• Work required: Please list every email address that appears in the fused multiply-add thread excerpt.

• Reading passage:
Users who want their results to be unchanged from another machine, examples in a book, data in a database, etc. This may be important to Go users or not. I don’t know.

Explicit—An absolute way to force not doing the fused MuliplyAdd in a specific hand-coded careful expression. This is the user case I was speaking for previously. It is a small group, but it includes the people like Professor Kahan, and all the math library authors who need to track the difference between the two computation modes when evaluating basic functions. Both IBM and Intel/HP figured out how to get +/- 1 ULP evaluation of intrinsic functions (sin, cos, log, exp, …) using QMAF-style math but it needs to be possible to keep track of error between the one rounding and the two rounding cases. The proposal for a float64(xy)+z to mean two ops, each rounded and prevent the fused xy+z is just fine for this purpose. Everywhere else is just like the oblivious case.

Michael

From: Ian Lance Taylor notifications@github.com Reply-To: golang/go reply@reply.github.com Date: Monday, November 28, 2016 at 1:47 PM To: golang/go go@noreply.github.com Cc: Michael T Jones michael.jones@gmail.com, Mention mention@noreply.github.com Subject: Re: [golang/go] proposal: allow the use of fused multiply-add floating point instructions (#17895)

When using GCC the -ffloat-store option can be used with C/C++ to force rounding when a floating-point value is assigned to a variable.

— You are receiving this because you were mentioned. Reply to this email directly, view it on GitHub, or mute the thread.

• Information provided:
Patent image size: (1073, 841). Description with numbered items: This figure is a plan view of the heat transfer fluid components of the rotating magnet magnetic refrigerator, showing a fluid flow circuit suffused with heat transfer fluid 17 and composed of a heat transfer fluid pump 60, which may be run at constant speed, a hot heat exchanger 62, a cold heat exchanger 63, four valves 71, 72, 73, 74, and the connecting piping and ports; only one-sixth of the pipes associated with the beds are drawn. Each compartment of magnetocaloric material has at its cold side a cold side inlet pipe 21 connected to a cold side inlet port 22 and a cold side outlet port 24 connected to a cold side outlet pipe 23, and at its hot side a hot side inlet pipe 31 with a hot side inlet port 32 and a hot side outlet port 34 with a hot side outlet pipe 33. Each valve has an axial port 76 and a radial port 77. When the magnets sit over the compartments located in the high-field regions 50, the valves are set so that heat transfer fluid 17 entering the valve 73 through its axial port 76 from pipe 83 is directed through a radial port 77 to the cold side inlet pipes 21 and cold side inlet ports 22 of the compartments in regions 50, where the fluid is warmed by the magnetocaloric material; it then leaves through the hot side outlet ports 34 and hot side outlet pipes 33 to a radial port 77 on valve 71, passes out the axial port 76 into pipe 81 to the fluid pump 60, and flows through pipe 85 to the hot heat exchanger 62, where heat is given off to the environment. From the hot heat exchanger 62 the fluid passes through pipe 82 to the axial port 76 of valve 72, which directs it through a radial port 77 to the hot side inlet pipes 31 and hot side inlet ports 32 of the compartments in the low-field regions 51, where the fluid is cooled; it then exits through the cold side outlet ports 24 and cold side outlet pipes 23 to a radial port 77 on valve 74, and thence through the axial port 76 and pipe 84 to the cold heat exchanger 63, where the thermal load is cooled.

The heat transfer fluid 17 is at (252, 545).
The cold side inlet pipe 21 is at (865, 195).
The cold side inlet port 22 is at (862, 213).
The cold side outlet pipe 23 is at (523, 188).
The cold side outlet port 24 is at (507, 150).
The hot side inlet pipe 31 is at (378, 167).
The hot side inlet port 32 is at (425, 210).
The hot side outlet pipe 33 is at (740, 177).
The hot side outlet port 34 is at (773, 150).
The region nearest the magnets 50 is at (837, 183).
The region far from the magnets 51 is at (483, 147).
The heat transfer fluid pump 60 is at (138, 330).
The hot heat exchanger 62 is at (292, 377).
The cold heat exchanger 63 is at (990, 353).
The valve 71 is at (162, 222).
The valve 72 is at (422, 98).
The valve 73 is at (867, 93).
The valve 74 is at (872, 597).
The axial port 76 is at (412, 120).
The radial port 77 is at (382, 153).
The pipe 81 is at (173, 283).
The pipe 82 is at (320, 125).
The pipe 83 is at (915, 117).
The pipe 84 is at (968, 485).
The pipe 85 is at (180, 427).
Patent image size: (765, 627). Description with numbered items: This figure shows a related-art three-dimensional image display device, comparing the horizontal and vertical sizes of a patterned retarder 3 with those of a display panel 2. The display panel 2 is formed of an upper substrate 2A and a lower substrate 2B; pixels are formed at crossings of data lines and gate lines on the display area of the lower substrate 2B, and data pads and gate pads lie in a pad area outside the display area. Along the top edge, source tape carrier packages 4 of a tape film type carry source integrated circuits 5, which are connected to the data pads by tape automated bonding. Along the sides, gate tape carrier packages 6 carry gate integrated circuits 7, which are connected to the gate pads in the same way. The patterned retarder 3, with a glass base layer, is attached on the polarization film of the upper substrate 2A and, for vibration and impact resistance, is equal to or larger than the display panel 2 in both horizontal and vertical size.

• Written answer:
notifications@github.com
reply@reply.github.com
go@noreply.github.com
michael.jones@gmail.com
mention@noreply.github.com